## Problem to solve:
Write out unchanged everything in the entries below, from the line containing "spec-row-part: GÖVDE RİNG" down to the line containing "spec-row: 13 ÇEKTİRME", including both of those lines.

+---+

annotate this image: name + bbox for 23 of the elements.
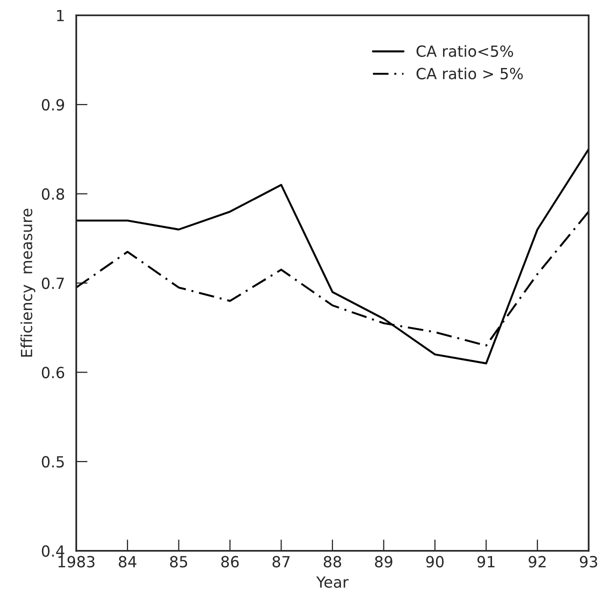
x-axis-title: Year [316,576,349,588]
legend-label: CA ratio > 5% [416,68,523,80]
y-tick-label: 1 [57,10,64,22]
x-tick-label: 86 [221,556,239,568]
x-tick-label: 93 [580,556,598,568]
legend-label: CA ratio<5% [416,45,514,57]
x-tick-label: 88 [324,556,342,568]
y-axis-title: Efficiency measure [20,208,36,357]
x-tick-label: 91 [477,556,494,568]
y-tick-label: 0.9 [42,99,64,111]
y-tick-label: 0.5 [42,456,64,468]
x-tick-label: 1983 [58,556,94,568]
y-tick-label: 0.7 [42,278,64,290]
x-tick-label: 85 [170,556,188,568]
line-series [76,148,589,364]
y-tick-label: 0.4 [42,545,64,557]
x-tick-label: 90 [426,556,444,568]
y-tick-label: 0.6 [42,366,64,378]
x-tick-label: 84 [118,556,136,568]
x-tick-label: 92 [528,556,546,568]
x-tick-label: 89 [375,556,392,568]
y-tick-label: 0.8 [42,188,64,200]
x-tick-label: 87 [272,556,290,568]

+---+

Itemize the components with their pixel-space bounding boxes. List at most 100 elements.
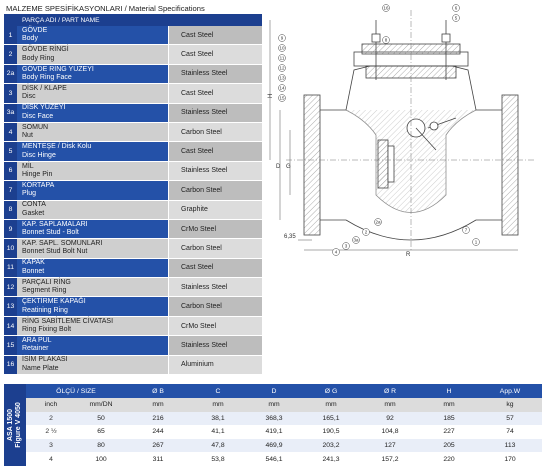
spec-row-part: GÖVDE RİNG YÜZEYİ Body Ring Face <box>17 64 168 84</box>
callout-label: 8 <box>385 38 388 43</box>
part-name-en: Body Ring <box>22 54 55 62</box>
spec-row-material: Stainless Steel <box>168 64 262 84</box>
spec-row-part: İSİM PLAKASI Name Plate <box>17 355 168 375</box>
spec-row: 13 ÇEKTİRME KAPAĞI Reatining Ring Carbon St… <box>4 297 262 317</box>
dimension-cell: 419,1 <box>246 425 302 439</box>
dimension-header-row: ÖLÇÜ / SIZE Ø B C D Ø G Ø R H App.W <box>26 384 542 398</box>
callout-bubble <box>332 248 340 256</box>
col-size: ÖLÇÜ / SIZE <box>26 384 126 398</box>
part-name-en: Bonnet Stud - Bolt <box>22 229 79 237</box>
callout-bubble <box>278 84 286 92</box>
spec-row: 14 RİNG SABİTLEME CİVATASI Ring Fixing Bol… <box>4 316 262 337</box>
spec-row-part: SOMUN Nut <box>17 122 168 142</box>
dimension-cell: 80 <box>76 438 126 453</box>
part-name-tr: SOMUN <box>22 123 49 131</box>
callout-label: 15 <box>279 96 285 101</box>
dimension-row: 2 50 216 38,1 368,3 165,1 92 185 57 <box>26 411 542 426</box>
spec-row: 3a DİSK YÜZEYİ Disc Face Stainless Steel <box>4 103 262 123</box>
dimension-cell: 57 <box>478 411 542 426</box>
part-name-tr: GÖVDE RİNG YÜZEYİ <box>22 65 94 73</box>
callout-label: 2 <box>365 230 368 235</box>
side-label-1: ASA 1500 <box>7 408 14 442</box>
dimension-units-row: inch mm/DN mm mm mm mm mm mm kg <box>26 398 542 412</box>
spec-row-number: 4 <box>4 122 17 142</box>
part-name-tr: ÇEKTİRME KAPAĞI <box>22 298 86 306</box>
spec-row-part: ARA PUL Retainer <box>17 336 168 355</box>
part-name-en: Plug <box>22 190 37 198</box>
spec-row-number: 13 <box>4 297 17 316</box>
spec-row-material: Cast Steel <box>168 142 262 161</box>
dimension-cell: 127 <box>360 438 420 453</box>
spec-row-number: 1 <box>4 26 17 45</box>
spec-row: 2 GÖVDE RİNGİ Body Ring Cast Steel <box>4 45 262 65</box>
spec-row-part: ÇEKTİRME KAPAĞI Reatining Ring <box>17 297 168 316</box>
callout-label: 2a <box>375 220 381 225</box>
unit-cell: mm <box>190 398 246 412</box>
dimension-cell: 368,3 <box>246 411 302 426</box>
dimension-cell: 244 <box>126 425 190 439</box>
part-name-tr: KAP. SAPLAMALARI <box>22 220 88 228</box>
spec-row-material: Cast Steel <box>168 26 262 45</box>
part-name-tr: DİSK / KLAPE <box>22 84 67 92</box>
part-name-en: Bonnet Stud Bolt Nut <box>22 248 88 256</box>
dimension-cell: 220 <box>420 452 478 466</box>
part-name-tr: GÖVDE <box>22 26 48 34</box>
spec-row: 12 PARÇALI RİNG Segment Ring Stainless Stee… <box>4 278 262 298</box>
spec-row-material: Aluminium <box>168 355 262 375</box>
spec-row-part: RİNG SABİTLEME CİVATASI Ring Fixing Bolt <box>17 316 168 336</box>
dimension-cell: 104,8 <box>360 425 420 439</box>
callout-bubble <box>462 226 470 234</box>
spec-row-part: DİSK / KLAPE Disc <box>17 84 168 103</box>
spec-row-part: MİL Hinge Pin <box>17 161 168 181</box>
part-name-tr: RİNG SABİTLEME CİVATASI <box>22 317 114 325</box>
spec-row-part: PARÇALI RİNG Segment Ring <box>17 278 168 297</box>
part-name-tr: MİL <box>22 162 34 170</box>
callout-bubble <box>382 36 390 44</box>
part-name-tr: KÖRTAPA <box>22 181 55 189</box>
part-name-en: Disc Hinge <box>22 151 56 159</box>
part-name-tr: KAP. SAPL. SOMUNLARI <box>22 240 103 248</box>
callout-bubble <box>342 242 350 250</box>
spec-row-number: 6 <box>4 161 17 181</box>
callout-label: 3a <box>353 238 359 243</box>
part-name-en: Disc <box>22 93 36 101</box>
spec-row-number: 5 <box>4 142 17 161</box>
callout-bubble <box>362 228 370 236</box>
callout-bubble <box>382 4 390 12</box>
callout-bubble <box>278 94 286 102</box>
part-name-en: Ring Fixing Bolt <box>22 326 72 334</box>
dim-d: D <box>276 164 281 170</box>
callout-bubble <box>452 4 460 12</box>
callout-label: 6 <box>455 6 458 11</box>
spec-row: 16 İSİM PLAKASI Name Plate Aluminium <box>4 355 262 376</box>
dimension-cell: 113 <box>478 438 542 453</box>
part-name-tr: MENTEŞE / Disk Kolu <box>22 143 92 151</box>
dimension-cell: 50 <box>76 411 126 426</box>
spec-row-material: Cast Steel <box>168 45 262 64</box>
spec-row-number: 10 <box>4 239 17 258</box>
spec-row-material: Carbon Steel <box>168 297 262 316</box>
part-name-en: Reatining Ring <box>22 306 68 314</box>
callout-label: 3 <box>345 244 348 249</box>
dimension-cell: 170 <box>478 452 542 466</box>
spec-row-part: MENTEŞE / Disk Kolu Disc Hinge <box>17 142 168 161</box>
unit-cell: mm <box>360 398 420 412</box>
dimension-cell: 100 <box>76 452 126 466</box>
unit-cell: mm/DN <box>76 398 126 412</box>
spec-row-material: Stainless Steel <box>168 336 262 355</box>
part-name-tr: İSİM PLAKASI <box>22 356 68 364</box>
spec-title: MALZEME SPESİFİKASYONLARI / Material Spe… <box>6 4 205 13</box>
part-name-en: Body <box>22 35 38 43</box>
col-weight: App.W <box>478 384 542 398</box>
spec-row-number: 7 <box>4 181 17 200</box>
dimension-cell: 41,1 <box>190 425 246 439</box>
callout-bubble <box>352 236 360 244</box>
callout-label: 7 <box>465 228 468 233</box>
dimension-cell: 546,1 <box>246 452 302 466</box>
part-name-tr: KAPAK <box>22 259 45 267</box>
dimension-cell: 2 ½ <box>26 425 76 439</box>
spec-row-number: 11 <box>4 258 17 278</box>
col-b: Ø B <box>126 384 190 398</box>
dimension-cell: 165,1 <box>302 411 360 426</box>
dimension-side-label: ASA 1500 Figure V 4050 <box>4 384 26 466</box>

+---+

## Result for this exercise:
spec-row-part: GÖVDE RİNG YÜZEYİ Body Ring Face <box>17 64 168 84</box>
callout-label: 8 <box>385 38 388 43</box>
part-name-en: Body Ring <box>22 54 55 62</box>
spec-row-material: Stainless Steel <box>168 64 262 84</box>
spec-row-part: İSİM PLAKASI Name Plate <box>17 355 168 375</box>
spec-row: 13 ÇEKTİRME KAPAĞI Reatining Ring Carbon St… <box>4 297 262 317</box>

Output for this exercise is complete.